-- Your goal --
Return each line of the records with nothing changed, pictures excepted.

-- Listed entries --

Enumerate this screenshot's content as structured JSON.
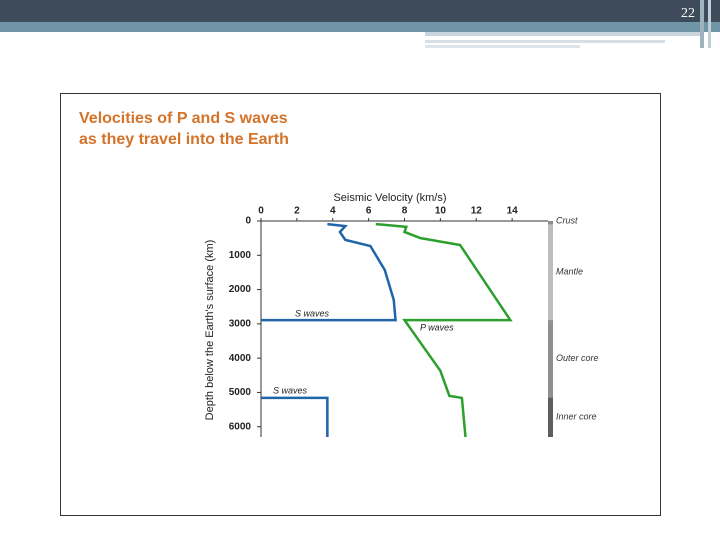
{
  "slide_number": "22",
  "chart_data": {
    "type": "line",
    "title": [
      "Velocities of P and S waves",
      "as they travel into the Earth"
    ],
    "x_label": "Seismic Velocity (km/s)",
    "y_label": "Depth below the Earth's surface (km)",
    "xlim": [
      0,
      16
    ],
    "xticks": [
      0,
      2,
      4,
      6,
      8,
      10,
      12,
      14
    ],
    "ylim": [
      0,
      6300
    ],
    "yticks": [
      0,
      1000,
      2000,
      3000,
      4000,
      5000,
      6000
    ],
    "y_inverted": true,
    "series": [
      {
        "name": "S waves",
        "color": "#1f65a8",
        "x": [
          3.7,
          4.7,
          4.4,
          4.7,
          6.1,
          6.9,
          7.4,
          7.5,
          0,
          null,
          0,
          3.7,
          3.7
        ],
        "y": [
          90,
          150,
          320,
          550,
          730,
          1430,
          2300,
          2890,
          2890,
          null,
          5160,
          5160,
          6300
        ]
      },
      {
        "name": "P waves",
        "color": "#2ca02c",
        "x": [
          6.4,
          8.1,
          8.0,
          8.9,
          11.1,
          13.9,
          8.0,
          10.0,
          10.5,
          11.2,
          11.4
        ],
        "y": [
          90,
          170,
          320,
          500,
          700,
          2890,
          2890,
          4370,
          5100,
          5160,
          6300
        ]
      }
    ],
    "annotations": [
      "S waves",
      "S waves",
      "P waves"
    ],
    "layers": [
      {
        "name": "Crust",
        "top": 0,
        "bottom": 100,
        "color": "#8c8c8c"
      },
      {
        "name": "Mantle",
        "top": 100,
        "bottom": 2890,
        "color": "#bdbdbd"
      },
      {
        "name": "Outer core",
        "top": 2890,
        "bottom": 5150,
        "color": "#8f8f8f"
      },
      {
        "name": "Inner core",
        "top": 5150,
        "bottom": 6300,
        "color": "#5e5e5e"
      }
    ]
  }
}
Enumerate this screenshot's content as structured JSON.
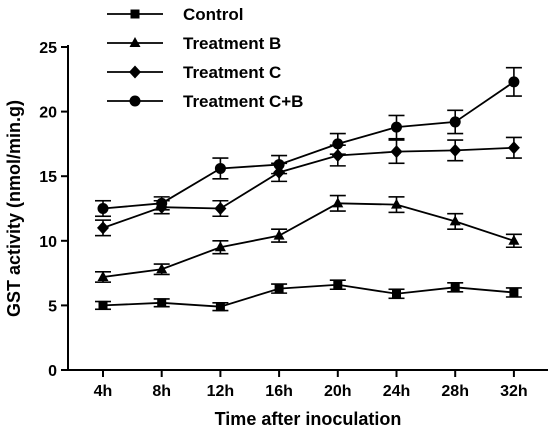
{
  "chart_data": {
    "type": "line",
    "title": "",
    "xlabel": "Time after inoculation",
    "ylabel": "GST activity (nmol/min.g)",
    "categories": [
      "4h",
      "8h",
      "12h",
      "16h",
      "20h",
      "24h",
      "28h",
      "32h"
    ],
    "ylim": [
      0,
      25
    ],
    "yticks": [
      0,
      5,
      10,
      15,
      20,
      25
    ],
    "grid": false,
    "legend_position": "top-left",
    "series": [
      {
        "name": "Control",
        "marker": "square",
        "values": [
          5.0,
          5.2,
          4.9,
          6.3,
          6.6,
          5.9,
          6.4,
          6.0
        ],
        "errors": [
          0.3,
          0.3,
          0.3,
          0.35,
          0.35,
          0.35,
          0.35,
          0.35
        ]
      },
      {
        "name": "Treatment B",
        "marker": "triangle",
        "values": [
          7.2,
          7.8,
          9.5,
          10.4,
          12.9,
          12.8,
          11.5,
          10.0
        ],
        "errors": [
          0.4,
          0.4,
          0.5,
          0.5,
          0.6,
          0.6,
          0.6,
          0.5
        ]
      },
      {
        "name": "Treatment C",
        "marker": "diamond",
        "values": [
          11.0,
          12.6,
          12.5,
          15.3,
          16.6,
          16.9,
          17.0,
          17.2
        ],
        "errors": [
          0.6,
          0.5,
          0.6,
          0.7,
          0.8,
          0.9,
          0.8,
          0.8
        ]
      },
      {
        "name": "Treatment C+B",
        "marker": "circle",
        "values": [
          12.5,
          12.9,
          15.6,
          15.9,
          17.5,
          18.8,
          19.2,
          22.3
        ],
        "errors": [
          0.6,
          0.5,
          0.8,
          0.7,
          0.8,
          0.9,
          0.9,
          1.1
        ]
      }
    ]
  }
}
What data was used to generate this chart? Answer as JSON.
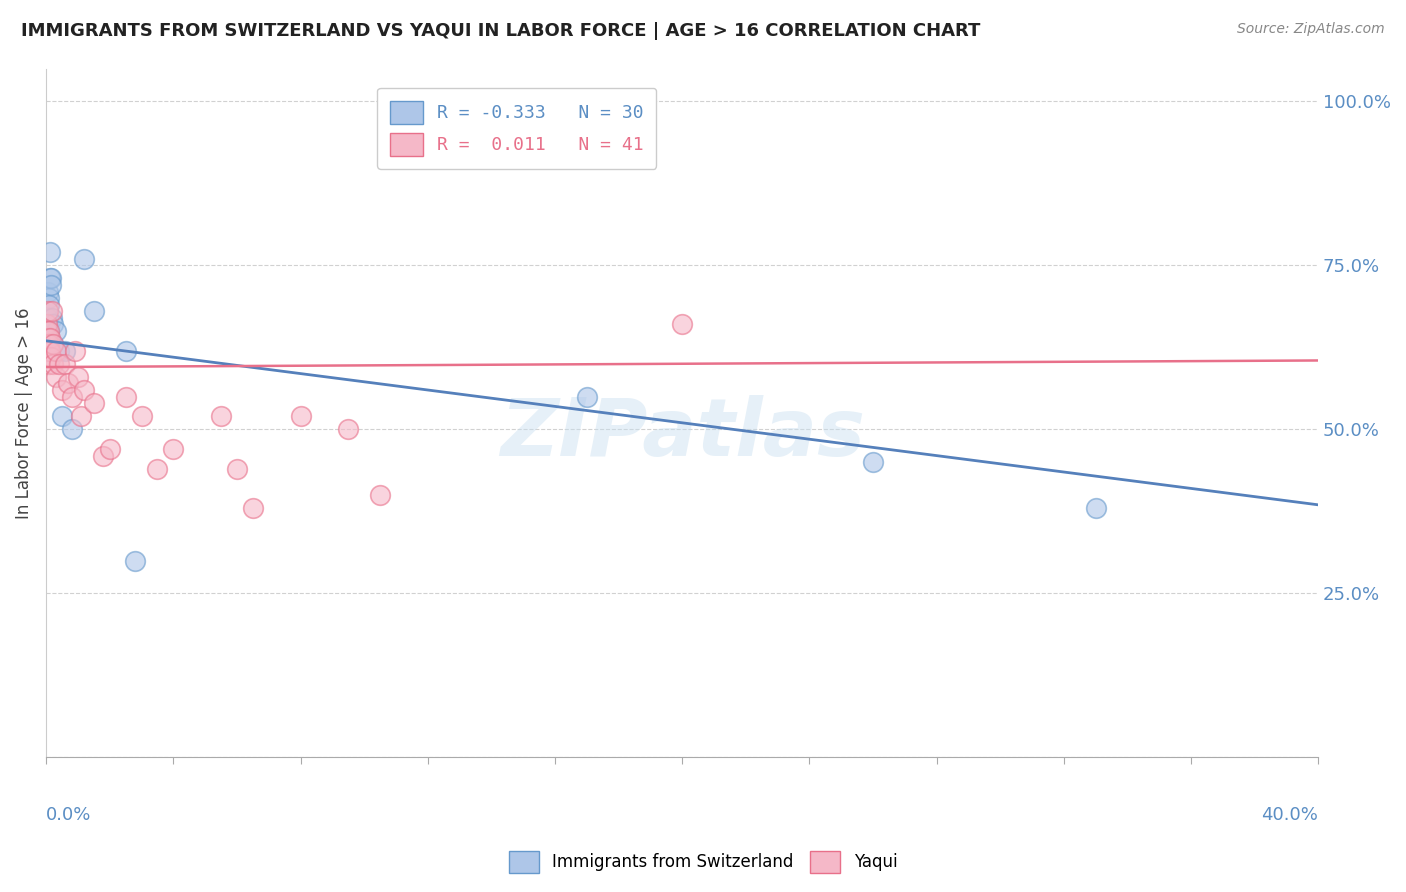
{
  "title": "IMMIGRANTS FROM SWITZERLAND VS YAQUI IN LABOR FORCE | AGE > 16 CORRELATION CHART",
  "source": "Source: ZipAtlas.com",
  "ylabel": "In Labor Force | Age > 16",
  "y_ticks": [
    0.0,
    0.25,
    0.5,
    0.75,
    1.0
  ],
  "y_tick_labels": [
    "",
    "25.0%",
    "50.0%",
    "75.0%",
    "100.0%"
  ],
  "xlim": [
    0.0,
    0.4
  ],
  "ylim": [
    0.0,
    1.05
  ],
  "swiss_R": -0.333,
  "swiss_N": 30,
  "yaqui_R": 0.011,
  "yaqui_N": 41,
  "swiss_color": "#aec6e8",
  "yaqui_color": "#f5b8c8",
  "swiss_edge_color": "#6699cc",
  "yaqui_edge_color": "#e8708a",
  "swiss_line_color": "#5580bb",
  "yaqui_line_color": "#e8708a",
  "watermark": "ZIPatlas",
  "swiss_line_y0": 0.635,
  "swiss_line_y1": 0.385,
  "yaqui_line_y0": 0.595,
  "yaqui_line_y1": 0.605,
  "swiss_x": [
    0.0002,
    0.0003,
    0.0004,
    0.0005,
    0.0005,
    0.0006,
    0.0007,
    0.0008,
    0.0009,
    0.001,
    0.001,
    0.0012,
    0.0013,
    0.0015,
    0.0015,
    0.0017,
    0.002,
    0.002,
    0.003,
    0.004,
    0.005,
    0.006,
    0.008,
    0.012,
    0.015,
    0.025,
    0.028,
    0.17,
    0.26,
    0.33
  ],
  "swiss_y": [
    0.66,
    0.63,
    0.65,
    0.67,
    0.65,
    0.64,
    0.71,
    0.7,
    0.69,
    0.65,
    0.62,
    0.77,
    0.73,
    0.73,
    0.72,
    0.67,
    0.63,
    0.66,
    0.65,
    0.62,
    0.52,
    0.62,
    0.5,
    0.76,
    0.68,
    0.62,
    0.3,
    0.55,
    0.45,
    0.38
  ],
  "yaqui_x": [
    0.0002,
    0.0003,
    0.0004,
    0.0005,
    0.0006,
    0.0007,
    0.0008,
    0.0009,
    0.001,
    0.001,
    0.0012,
    0.0013,
    0.0015,
    0.0017,
    0.002,
    0.002,
    0.003,
    0.003,
    0.004,
    0.005,
    0.006,
    0.007,
    0.008,
    0.009,
    0.01,
    0.011,
    0.012,
    0.015,
    0.018,
    0.02,
    0.025,
    0.03,
    0.035,
    0.04,
    0.055,
    0.06,
    0.065,
    0.08,
    0.095,
    0.105,
    0.2
  ],
  "yaqui_y": [
    0.65,
    0.63,
    0.66,
    0.62,
    0.68,
    0.64,
    0.62,
    0.6,
    0.65,
    0.63,
    0.64,
    0.62,
    0.61,
    0.68,
    0.6,
    0.63,
    0.62,
    0.58,
    0.6,
    0.56,
    0.6,
    0.57,
    0.55,
    0.62,
    0.58,
    0.52,
    0.56,
    0.54,
    0.46,
    0.47,
    0.55,
    0.52,
    0.44,
    0.47,
    0.52,
    0.44,
    0.38,
    0.52,
    0.5,
    0.4,
    0.66
  ]
}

-- Completed exercise --
Enumerate this screenshot's content as structured JSON.
{
  "slide_number": "22",
  "chart_data": {
    "type": "line",
    "title": [
      "Velocities of P and S waves",
      "as they travel into the Earth"
    ],
    "x_label": "Seismic Velocity (km/s)",
    "y_label": "Depth below the Earth's surface (km)",
    "xlim": [
      0,
      16
    ],
    "xticks": [
      0,
      2,
      4,
      6,
      8,
      10,
      12,
      14
    ],
    "ylim": [
      0,
      6300
    ],
    "yticks": [
      0,
      1000,
      2000,
      3000,
      4000,
      5000,
      6000
    ],
    "y_inverted": true,
    "series": [
      {
        "name": "S waves",
        "color": "#1f65a8",
        "x": [
          3.7,
          4.7,
          4.4,
          4.7,
          6.1,
          6.9,
          7.4,
          7.5,
          0,
          null,
          0,
          3.7,
          3.7
        ],
        "y": [
          90,
          150,
          320,
          550,
          730,
          1430,
          2300,
          2890,
          2890,
          null,
          5160,
          5160,
          6300
        ]
      },
      {
        "name": "P waves",
        "color": "#2ca02c",
        "x": [
          6.4,
          8.1,
          8.0,
          8.9,
          11.1,
          13.9,
          8.0,
          10.0,
          10.5,
          11.2,
          11.4
        ],
        "y": [
          90,
          170,
          320,
          500,
          700,
          2890,
          2890,
          4370,
          5100,
          5160,
          6300
        ]
      }
    ],
    "annotations": [
      "S waves",
      "S waves",
      "P waves"
    ],
    "layers": [
      {
        "name": "Crust",
        "top": 0,
        "bottom": 100,
        "color": "#8c8c8c"
      },
      {
        "name": "Mantle",
        "top": 100,
        "bottom": 2890,
        "color": "#bdbdbd"
      },
      {
        "name": "Outer core",
        "top": 2890,
        "bottom": 5150,
        "color": "#8f8f8f"
      },
      {
        "name": "Inner core",
        "top": 5150,
        "bottom": 6300,
        "color": "#5e5e5e"
      }
    ]
  }
}
Enumerate this screenshot's content as structured JSON.
{
  "chart_data": {
    "type": "line",
    "title": "",
    "xlabel": "Time after inoculation",
    "ylabel": "GST activity (nmol/min.g)",
    "categories": [
      "4h",
      "8h",
      "12h",
      "16h",
      "20h",
      "24h",
      "28h",
      "32h"
    ],
    "ylim": [
      0,
      25
    ],
    "yticks": [
      0,
      5,
      10,
      15,
      20,
      25
    ],
    "grid": false,
    "legend_position": "top-left",
    "series": [
      {
        "name": "Control",
        "marker": "square",
        "values": [
          5.0,
          5.2,
          4.9,
          6.3,
          6.6,
          5.9,
          6.4,
          6.0
        ],
        "errors": [
          0.3,
          0.3,
          0.3,
          0.35,
          0.35,
          0.35,
          0.35,
          0.35
        ]
      },
      {
        "name": "Treatment B",
        "marker": "triangle",
        "values": [
          7.2,
          7.8,
          9.5,
          10.4,
          12.9,
          12.8,
          11.5,
          10.0
        ],
        "errors": [
          0.4,
          0.4,
          0.5,
          0.5,
          0.6,
          0.6,
          0.6,
          0.5
        ]
      },
      {
        "name": "Treatment C",
        "marker": "diamond",
        "values": [
          11.0,
          12.6,
          12.5,
          15.3,
          16.6,
          16.9,
          17.0,
          17.2
        ],
        "errors": [
          0.6,
          0.5,
          0.6,
          0.7,
          0.8,
          0.9,
          0.8,
          0.8
        ]
      },
      {
        "name": "Treatment C+B",
        "marker": "circle",
        "values": [
          12.5,
          12.9,
          15.6,
          15.9,
          17.5,
          18.8,
          19.2,
          22.3
        ],
        "errors": [
          0.6,
          0.5,
          0.8,
          0.7,
          0.8,
          0.9,
          0.9,
          1.1
        ]
      }
    ]
  }
}
What data was used to generate this chart? Answer as JSON.
{
  "title": "IMMIGRANTS FROM SWITZERLAND VS YAQUI IN LABOR FORCE | AGE > 16 CORRELATION CHART",
  "source": "Source: ZipAtlas.com",
  "ylabel": "In Labor Force | Age > 16",
  "y_ticks": [
    0.0,
    0.25,
    0.5,
    0.75,
    1.0
  ],
  "y_tick_labels": [
    "",
    "25.0%",
    "50.0%",
    "75.0%",
    "100.0%"
  ],
  "xlim": [
    0.0,
    0.4
  ],
  "ylim": [
    0.0,
    1.05
  ],
  "swiss_R": -0.333,
  "swiss_N": 30,
  "yaqui_R": 0.011,
  "yaqui_N": 41,
  "swiss_color": "#aec6e8",
  "yaqui_color": "#f5b8c8",
  "swiss_edge_color": "#6699cc",
  "yaqui_edge_color": "#e8708a",
  "swiss_line_color": "#5580bb",
  "yaqui_line_color": "#e8708a",
  "watermark": "ZIPatlas",
  "swiss_line_y0": 0.635,
  "swiss_line_y1": 0.385,
  "yaqui_line_y0": 0.595,
  "yaqui_line_y1": 0.605,
  "swiss_x": [
    0.0002,
    0.0003,
    0.0004,
    0.0005,
    0.0005,
    0.0006,
    0.0007,
    0.0008,
    0.0009,
    0.001,
    0.001,
    0.0012,
    0.0013,
    0.0015,
    0.0015,
    0.0017,
    0.002,
    0.002,
    0.003,
    0.004,
    0.005,
    0.006,
    0.008,
    0.012,
    0.015,
    0.025,
    0.028,
    0.17,
    0.26,
    0.33
  ],
  "swiss_y": [
    0.66,
    0.63,
    0.65,
    0.67,
    0.65,
    0.64,
    0.71,
    0.7,
    0.69,
    0.65,
    0.62,
    0.77,
    0.73,
    0.73,
    0.72,
    0.67,
    0.63,
    0.66,
    0.65,
    0.62,
    0.52,
    0.62,
    0.5,
    0.76,
    0.68,
    0.62,
    0.3,
    0.55,
    0.45,
    0.38
  ],
  "yaqui_x": [
    0.0002,
    0.0003,
    0.0004,
    0.0005,
    0.0006,
    0.0007,
    0.0008,
    0.0009,
    0.001,
    0.001,
    0.0012,
    0.0013,
    0.0015,
    0.0017,
    0.002,
    0.002,
    0.003,
    0.003,
    0.004,
    0.005,
    0.006,
    0.007,
    0.008,
    0.009,
    0.01,
    0.011,
    0.012,
    0.015,
    0.018,
    0.02,
    0.025,
    0.03,
    0.035,
    0.04,
    0.055,
    0.06,
    0.065,
    0.08,
    0.095,
    0.105,
    0.2
  ],
  "yaqui_y": [
    0.65,
    0.63,
    0.66,
    0.62,
    0.68,
    0.64,
    0.62,
    0.6,
    0.65,
    0.63,
    0.64,
    0.62,
    0.61,
    0.68,
    0.6,
    0.63,
    0.62,
    0.58,
    0.6,
    0.56,
    0.6,
    0.57,
    0.55,
    0.62,
    0.58,
    0.52,
    0.56,
    0.54,
    0.46,
    0.47,
    0.55,
    0.52,
    0.44,
    0.47,
    0.52,
    0.44,
    0.38,
    0.52,
    0.5,
    0.4,
    0.66
  ]
}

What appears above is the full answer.